■ REQUIRED TASK ■
Give all of the lines again, with nothing added or dropped.

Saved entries
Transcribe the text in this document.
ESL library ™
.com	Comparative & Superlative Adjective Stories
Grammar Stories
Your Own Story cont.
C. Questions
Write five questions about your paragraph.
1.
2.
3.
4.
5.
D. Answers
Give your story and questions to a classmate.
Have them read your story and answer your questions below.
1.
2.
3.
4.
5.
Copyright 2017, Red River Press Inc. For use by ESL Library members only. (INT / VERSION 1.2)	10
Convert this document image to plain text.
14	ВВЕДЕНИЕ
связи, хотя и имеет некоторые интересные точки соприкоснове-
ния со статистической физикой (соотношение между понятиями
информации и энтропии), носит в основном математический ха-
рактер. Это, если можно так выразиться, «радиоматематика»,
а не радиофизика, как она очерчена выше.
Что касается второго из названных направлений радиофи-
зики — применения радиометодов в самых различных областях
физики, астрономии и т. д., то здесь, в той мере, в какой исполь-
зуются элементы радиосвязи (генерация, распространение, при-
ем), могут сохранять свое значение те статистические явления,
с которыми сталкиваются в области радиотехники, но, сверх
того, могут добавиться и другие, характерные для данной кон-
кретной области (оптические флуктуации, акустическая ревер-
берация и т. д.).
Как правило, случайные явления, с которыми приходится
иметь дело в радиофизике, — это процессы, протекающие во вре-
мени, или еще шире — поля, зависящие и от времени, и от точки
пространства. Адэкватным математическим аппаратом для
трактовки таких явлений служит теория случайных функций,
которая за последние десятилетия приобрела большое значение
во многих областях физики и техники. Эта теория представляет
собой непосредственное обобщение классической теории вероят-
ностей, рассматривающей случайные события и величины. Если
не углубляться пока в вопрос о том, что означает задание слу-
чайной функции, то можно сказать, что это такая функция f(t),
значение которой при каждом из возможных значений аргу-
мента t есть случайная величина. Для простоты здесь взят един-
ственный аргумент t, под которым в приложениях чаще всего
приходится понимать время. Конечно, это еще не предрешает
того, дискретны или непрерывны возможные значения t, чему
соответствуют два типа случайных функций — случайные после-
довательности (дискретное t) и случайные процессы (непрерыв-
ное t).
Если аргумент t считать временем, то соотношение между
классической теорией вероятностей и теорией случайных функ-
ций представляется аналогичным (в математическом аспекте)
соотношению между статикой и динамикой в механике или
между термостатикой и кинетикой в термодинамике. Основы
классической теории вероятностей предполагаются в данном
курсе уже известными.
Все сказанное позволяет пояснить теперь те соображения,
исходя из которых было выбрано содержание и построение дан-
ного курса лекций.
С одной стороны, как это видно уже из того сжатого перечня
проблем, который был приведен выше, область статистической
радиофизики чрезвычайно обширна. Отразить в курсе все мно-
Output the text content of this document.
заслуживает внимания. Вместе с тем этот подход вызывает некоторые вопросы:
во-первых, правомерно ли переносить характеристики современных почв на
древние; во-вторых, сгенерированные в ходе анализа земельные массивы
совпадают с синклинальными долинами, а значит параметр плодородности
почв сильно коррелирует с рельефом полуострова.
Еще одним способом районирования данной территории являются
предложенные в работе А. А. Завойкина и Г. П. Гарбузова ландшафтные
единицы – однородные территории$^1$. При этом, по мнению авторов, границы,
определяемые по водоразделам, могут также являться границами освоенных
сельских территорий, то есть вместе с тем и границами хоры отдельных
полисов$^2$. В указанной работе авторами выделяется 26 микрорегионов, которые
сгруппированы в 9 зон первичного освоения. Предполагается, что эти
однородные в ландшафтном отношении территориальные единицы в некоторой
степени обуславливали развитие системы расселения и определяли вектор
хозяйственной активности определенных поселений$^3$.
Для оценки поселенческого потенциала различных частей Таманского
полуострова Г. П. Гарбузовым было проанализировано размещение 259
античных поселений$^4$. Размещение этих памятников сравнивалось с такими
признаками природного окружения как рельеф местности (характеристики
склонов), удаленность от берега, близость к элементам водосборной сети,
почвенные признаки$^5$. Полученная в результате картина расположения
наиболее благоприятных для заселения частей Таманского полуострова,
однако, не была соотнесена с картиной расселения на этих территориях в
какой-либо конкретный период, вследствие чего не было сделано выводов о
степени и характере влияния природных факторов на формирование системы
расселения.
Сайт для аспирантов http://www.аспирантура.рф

■ TASK RESULT ■
Transcribe the text in this document.
ESL library ™
.com	Comparative & Superlative Adjective Stories
Grammar Stories
Your Own Story cont.
C. Questions
Write five questions about your paragraph.
1.
2.
3.
4.
5.
D. Answers
Give your story and questions to a classmate.
Have them read your story and answer your questions below.
1.
2.
3.
4.
5.
Copyright 2017, Red River Press Inc. For use by ESL Library members only. (INT / VERSION 1.2)	10
Convert this document image to plain text.
14	ВВЕДЕНИЕ
связи, хотя и имеет некоторые интересные точки соприкоснове-
ния со статистической физикой (соотношение между понятиями
информации и энтропии), носит в основном математический ха-
рактер. Это, если можно так выразиться, «радиоматематика»,
а не радиофизика, как она очерчена выше.
Что касается второго из названных направлений радиофи-
зики — применения радиометодов в самых различных областях
физики, астрономии и т. д., то здесь, в той мере, в какой исполь-
зуются элементы радиосвязи (генерация, распространение, при-
ем), могут сохранять свое значение те статистические явления,
с которыми сталкиваются в области радиотехники, но, сверх
того, могут добавиться и другие, характерные для данной кон-
кретной области (оптические флуктуации, акустическая ревер-
берация и т. д.).
Как правило, случайные явления, с которыми приходится
иметь дело в радиофизике, — это процессы, протекающие во вре-
мени, или еще шире — поля, зависящие и от времени, и от точки
пространства. Адэкватным математическим аппаратом для
трактовки таких явлений служит теория случайных функций,
которая за последние десятилетия приобрела большое значение
во многих областях физики и техники. Эта теория представляет
собой непосредственное обобщение классической теории вероят-
ностей, рассматривающей случайные события и величины. Если
не углубляться пока в вопрос о том, что означает задание слу-
чайной функции, то можно сказать, что это такая функция f(t),
значение которой при каждом из возможных значений аргу-
мента t есть случайная величина. Для простоты здесь взят един-
ственный аргумент t, под которым в приложениях чаще всего
приходится понимать время. Конечно, это еще не предрешает
того, дискретны или непрерывны возможные значения t, чему
соответствуют два типа случайных функций — случайные после-
довательности (дискретное t) и случайные процессы (непрерыв-
ное t).
Если аргумент t считать временем, то соотношение между
классической теорией вероятностей и теорией случайных функ-
ций представляется аналогичным (в математическом аспекте)
соотношению между статикой и динамикой в механике или
между термостатикой и кинетикой в термодинамике. Основы
классической теории вероятностей предполагаются в данном
курсе уже известными.
Все сказанное позволяет пояснить теперь те соображения,
исходя из которых было выбрано содержание и построение дан-
ного курса лекций.
С одной стороны, как это видно уже из того сжатого перечня
проблем, который был приведен выше, область статистической
радиофизики чрезвычайно обширна. Отразить в курсе все мно-
Output the text content of this document.
заслуживает внимания. Вместе с тем этот подход вызывает некоторые вопросы:
во-первых, правомерно ли переносить характеристики современных почв на
древние; во-вторых, сгенерированные в ходе анализа земельные массивы
совпадают с синклинальными долинами, а значит параметр плодородности
почв сильно коррелирует с рельефом полуострова.
Еще одним способом районирования данной территории являются
предложенные в работе А. А. Завойкина и Г. П. Гарбузова ландшафтные
единицы – однородные территории$^1$. При этом, по мнению авторов, границы,
определяемые по водоразделам, могут также являться границами освоенных
сельских территорий, то есть вместе с тем и границами хоры отдельных
полисов$^2$. В указанной работе авторами выделяется 26 микрорегионов, которые
сгруппированы в 9 зон первичного освоения. Предполагается, что эти
однородные в ландшафтном отношении территориальные единицы в некоторой
степени обуславливали развитие системы расселения и определяли вектор
хозяйственной активности определенных поселений$^3$.
Для оценки поселенческого потенциала различных частей Таманского
полуострова Г. П. Гарбузовым было проанализировано размещение 259
античных поселений$^4$. Размещение этих памятников сравнивалось с такими
признаками природного окружения как рельеф местности (характеристики
склонов), удаленность от берега, близость к элементам водосборной сети,
почвенные признаки$^5$. Полученная в результате картина расположения
наиболее благоприятных для заселения частей Таманского полуострова,
однако, не была соотнесена с картиной расселения на этих территориях в
какой-либо конкретный период, вследствие чего не было сделано выводов о
степени и характере влияния природных факторов на формирование системы
расселения.
Сайт для аспирантов http://www.аспирантура.рф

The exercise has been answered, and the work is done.